*** Opening Given records ***

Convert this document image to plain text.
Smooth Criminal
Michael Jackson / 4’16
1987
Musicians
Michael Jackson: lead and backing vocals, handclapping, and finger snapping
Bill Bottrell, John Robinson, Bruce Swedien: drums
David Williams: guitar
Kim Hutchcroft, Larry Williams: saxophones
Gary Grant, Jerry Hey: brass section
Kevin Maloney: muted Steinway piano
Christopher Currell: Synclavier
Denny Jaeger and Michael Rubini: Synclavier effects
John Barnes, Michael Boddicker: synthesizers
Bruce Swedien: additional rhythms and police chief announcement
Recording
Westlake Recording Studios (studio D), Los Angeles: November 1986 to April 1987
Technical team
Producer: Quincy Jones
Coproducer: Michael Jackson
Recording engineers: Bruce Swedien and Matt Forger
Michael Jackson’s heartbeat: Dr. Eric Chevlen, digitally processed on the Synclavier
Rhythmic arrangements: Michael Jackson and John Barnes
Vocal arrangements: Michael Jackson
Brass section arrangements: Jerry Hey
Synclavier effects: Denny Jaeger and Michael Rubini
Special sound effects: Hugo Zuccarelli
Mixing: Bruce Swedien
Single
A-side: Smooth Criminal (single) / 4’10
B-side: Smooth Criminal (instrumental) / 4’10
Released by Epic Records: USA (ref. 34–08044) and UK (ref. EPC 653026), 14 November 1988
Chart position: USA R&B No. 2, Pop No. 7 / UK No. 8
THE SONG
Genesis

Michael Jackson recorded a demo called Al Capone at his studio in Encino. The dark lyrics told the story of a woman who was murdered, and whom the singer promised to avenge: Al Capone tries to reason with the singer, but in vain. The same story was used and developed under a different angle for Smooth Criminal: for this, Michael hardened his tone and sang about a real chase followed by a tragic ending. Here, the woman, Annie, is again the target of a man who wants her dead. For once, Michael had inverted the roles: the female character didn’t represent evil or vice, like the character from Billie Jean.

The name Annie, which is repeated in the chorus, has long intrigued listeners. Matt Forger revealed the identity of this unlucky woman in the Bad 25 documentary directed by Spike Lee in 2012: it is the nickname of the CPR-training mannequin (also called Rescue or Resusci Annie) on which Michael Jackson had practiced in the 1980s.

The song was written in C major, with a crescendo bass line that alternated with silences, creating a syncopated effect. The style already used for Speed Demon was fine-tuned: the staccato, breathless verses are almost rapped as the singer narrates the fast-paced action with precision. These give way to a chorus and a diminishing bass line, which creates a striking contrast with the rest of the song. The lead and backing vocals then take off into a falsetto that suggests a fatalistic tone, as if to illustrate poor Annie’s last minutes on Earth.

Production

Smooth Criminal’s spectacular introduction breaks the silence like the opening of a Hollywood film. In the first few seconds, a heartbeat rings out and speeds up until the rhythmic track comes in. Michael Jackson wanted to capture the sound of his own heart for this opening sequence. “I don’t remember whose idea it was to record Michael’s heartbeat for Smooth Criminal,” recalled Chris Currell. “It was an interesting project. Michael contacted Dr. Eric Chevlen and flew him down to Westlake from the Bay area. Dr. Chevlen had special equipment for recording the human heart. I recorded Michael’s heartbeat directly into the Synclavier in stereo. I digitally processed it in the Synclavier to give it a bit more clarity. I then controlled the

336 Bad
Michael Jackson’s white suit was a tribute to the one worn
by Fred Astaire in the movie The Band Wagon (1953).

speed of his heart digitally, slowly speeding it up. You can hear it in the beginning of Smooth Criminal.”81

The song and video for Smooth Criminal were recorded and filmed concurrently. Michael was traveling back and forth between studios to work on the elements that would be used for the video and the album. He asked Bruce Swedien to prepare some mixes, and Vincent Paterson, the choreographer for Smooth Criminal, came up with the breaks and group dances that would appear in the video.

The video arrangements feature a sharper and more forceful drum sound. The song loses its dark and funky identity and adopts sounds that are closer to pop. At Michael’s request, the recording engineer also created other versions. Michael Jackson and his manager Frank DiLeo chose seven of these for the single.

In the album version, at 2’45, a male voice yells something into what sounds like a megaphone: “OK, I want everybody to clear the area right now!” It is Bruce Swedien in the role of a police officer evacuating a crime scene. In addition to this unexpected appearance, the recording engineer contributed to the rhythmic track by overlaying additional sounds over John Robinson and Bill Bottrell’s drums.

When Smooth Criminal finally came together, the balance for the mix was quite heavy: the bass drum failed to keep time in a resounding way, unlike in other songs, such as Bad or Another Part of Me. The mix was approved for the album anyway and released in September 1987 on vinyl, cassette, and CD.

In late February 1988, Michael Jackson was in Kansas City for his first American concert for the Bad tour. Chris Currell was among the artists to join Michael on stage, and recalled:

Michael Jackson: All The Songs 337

*** Closing Given records ***
*** Opening Given records ***

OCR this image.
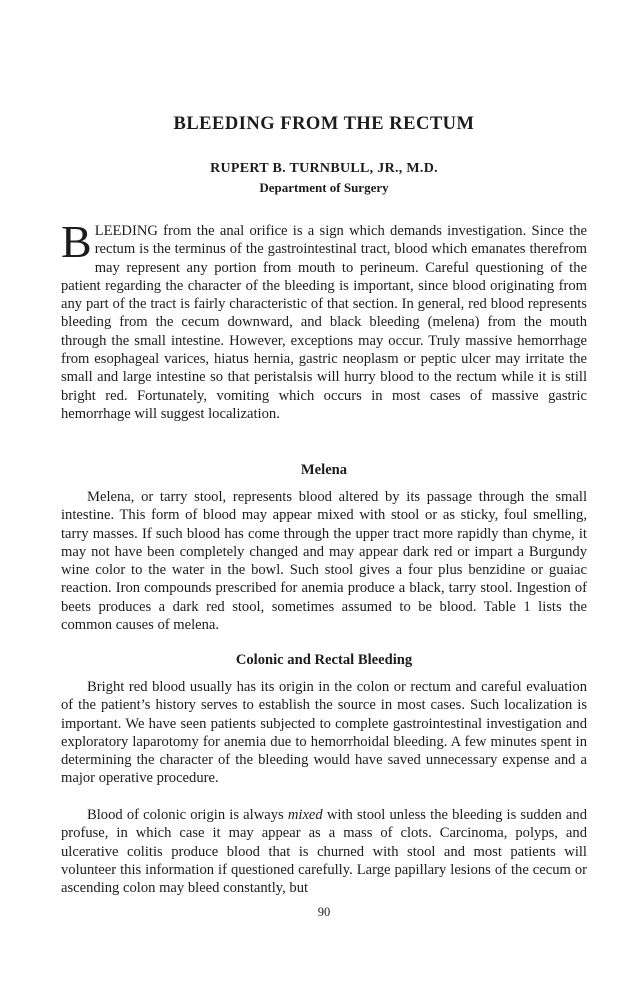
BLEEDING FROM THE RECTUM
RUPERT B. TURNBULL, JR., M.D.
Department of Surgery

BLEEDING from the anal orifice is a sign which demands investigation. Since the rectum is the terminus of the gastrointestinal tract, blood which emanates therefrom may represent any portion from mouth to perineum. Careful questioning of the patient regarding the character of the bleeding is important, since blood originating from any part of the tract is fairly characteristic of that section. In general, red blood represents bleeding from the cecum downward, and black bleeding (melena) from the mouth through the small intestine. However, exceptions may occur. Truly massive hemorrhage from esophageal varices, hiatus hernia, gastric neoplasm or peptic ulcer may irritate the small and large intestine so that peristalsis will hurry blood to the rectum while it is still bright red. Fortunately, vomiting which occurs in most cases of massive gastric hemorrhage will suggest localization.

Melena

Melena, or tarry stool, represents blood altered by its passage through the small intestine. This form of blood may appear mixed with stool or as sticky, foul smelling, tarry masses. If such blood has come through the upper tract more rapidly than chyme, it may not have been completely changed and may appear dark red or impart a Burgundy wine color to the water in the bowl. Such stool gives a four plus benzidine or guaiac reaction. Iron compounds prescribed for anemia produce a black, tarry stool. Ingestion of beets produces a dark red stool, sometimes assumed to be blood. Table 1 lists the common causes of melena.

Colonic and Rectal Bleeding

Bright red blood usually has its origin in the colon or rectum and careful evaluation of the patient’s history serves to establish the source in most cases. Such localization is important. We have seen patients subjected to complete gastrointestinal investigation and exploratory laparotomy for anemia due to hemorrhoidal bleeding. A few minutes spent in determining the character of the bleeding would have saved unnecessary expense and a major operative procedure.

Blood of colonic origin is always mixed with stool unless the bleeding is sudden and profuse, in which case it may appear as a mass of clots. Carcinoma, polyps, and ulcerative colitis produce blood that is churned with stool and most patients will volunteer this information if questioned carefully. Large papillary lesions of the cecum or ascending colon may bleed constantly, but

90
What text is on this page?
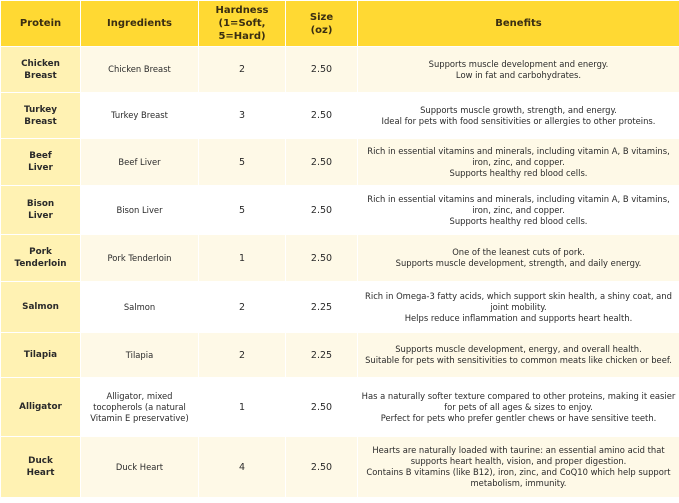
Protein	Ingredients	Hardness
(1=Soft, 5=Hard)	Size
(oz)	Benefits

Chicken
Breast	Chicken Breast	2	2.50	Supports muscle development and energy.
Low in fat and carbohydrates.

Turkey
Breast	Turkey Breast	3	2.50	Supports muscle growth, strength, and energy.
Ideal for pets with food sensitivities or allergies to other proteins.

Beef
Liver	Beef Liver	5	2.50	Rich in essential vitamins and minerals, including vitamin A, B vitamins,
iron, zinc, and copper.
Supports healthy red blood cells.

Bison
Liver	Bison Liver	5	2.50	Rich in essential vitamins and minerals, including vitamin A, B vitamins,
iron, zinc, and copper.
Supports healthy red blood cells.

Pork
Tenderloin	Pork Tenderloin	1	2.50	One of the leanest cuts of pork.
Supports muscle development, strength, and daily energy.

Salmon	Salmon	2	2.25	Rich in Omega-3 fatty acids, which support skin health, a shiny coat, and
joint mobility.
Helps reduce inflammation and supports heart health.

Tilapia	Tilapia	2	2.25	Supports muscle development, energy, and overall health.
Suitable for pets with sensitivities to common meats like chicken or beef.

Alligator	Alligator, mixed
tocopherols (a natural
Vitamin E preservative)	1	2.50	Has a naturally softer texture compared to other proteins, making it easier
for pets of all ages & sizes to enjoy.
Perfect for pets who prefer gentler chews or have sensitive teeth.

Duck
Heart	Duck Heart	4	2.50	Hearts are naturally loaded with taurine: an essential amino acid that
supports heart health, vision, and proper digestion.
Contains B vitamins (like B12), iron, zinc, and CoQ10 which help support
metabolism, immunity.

*** Closing Given records ***
*** Opening Given records ***

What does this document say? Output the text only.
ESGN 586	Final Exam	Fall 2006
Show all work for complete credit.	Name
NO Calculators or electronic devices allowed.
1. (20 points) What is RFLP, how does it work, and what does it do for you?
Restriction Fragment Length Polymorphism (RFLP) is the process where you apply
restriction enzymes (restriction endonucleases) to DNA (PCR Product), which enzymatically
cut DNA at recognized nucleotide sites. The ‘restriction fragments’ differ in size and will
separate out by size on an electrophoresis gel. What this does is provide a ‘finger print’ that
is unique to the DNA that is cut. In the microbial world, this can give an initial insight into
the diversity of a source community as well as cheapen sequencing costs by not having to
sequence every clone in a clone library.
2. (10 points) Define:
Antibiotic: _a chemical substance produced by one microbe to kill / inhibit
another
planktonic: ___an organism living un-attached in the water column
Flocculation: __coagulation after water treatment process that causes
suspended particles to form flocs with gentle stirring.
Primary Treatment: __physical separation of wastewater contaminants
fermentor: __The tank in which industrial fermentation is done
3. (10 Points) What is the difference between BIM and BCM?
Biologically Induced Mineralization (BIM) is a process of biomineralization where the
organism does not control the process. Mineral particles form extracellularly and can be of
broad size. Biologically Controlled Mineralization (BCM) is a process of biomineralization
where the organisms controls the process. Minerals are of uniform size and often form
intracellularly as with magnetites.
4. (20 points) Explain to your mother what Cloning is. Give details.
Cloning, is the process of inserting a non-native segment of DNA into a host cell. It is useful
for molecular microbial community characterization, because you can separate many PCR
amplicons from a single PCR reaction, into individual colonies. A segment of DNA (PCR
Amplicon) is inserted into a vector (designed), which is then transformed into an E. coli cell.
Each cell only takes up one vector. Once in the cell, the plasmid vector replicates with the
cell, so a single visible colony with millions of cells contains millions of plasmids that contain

*** Closing Given records ***

### Task instructions:
Look through the data above for the string "particles" and copy every line where it appears.

### Result below:
suspended particles to form flocs with gentle stirring.
organism does not control the process. Mineral particles form extracellularly and can be of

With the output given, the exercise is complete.